» **Instructions for the task**:
Print all the entries verbatim.

» **Source records**:

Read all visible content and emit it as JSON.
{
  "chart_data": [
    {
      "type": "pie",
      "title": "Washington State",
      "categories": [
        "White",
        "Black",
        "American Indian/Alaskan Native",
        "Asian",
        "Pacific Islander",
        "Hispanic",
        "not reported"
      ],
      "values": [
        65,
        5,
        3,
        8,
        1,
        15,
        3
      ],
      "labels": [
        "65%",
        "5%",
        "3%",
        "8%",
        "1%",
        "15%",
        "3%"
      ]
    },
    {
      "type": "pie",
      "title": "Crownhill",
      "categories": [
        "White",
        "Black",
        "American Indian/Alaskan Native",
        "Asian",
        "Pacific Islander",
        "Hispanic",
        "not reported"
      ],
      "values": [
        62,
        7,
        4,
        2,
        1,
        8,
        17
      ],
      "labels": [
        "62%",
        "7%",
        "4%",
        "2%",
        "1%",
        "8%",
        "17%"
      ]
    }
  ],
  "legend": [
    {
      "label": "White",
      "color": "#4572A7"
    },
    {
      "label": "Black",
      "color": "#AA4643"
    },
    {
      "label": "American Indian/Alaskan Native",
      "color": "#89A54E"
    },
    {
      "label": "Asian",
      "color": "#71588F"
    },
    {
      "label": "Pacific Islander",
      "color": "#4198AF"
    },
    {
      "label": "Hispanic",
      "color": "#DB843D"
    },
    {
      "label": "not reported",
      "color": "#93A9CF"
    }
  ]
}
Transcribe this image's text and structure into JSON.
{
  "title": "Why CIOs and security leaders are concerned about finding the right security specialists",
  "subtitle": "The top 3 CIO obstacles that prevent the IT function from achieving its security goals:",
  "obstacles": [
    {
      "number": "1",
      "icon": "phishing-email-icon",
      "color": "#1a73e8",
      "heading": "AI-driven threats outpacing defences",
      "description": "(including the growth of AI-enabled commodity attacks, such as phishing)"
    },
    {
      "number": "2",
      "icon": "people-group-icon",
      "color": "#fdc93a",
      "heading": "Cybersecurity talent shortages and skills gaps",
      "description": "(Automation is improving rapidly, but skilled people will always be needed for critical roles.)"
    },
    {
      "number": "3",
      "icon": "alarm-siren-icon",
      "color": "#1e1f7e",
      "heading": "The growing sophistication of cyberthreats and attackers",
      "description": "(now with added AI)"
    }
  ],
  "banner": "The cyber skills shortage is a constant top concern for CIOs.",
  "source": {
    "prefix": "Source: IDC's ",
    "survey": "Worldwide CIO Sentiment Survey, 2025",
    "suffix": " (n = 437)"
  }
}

» **Written reply**:
Read all visible content and emit it as JSON.
{
  "chart_data": [
    {
      "type": "pie",
      "title": "Washington State",
      "categories": [
        "White",
        "Black",
        "American Indian/Alaskan Native",
        "Asian",
        "Pacific Islander",
        "Hispanic",
        "not reported"
      ],
      "values": [
        65,
        5,
        3,
        8,
        1,
        15,
        3
      ],
      "labels": [
        "65%",
        "5%",
        "3%",
        "8%",
        "1%",
        "15%",
        "3%"
      ]
    },
    {
      "type": "pie",
      "title": "Crownhill",
      "categories": [
        "White",
        "Black",
        "American Indian/Alaskan Native",
        "Asian",
        "Pacific Islander",
        "Hispanic",
        "not reported"
      ],
      "values": [
        62,
        7,
        4,
        2,
        1,
        8,
        17
      ],
      "labels": [
        "62%",
        "7%",
        "4%",
        "2%",
        "1%",
        "8%",
        "17%"
      ]
    }
  ],
  "legend": [
    {
      "label": "White",
      "color": "#4572A7"
    },
    {
      "label": "Black",
      "color": "#AA4643"
    },
    {
      "label": "American Indian/Alaskan Native",
      "color": "#89A54E"
    },
    {
      "label": "Asian",
      "color": "#71588F"
    },
    {
      "label": "Pacific Islander",
      "color": "#4198AF"
    },
    {
      "label": "Hispanic",
      "color": "#DB843D"
    },
    {
      "label": "not reported",
      "color": "#93A9CF"
    }
  ]
}
Transcribe this image's text and structure into JSON.
{
  "title": "Why CIOs and security leaders are concerned about finding the right security specialists",
  "subtitle": "The top 3 CIO obstacles that prevent the IT function from achieving its security goals:",
  "obstacles": [
    {
      "number": "1",
      "icon": "phishing-email-icon",
      "color": "#1a73e8",
      "heading": "AI-driven threats outpacing defences",
      "description": "(including the growth of AI-enabled commodity attacks, such as phishing)"
    },
    {
      "number": "2",
      "icon": "people-group-icon",
      "color": "#fdc93a",
      "heading": "Cybersecurity talent shortages and skills gaps",
      "description": "(Automation is improving rapidly, but skilled people will always be needed for critical roles.)"
    },
    {
      "number": "3",
      "icon": "alarm-siren-icon",
      "color": "#1e1f7e",
      "heading": "The growing sophistication of cyberthreats and attackers",
      "description": "(now with added AI)"
    }
  ],
  "banner": "The cyber skills shortage is a constant top concern for CIOs.",
  "source": {
    "prefix": "Source: IDC's ",
    "survey": "Worldwide CIO Sentiment Survey, 2025",
    "suffix": " (n = 437)"
  }
}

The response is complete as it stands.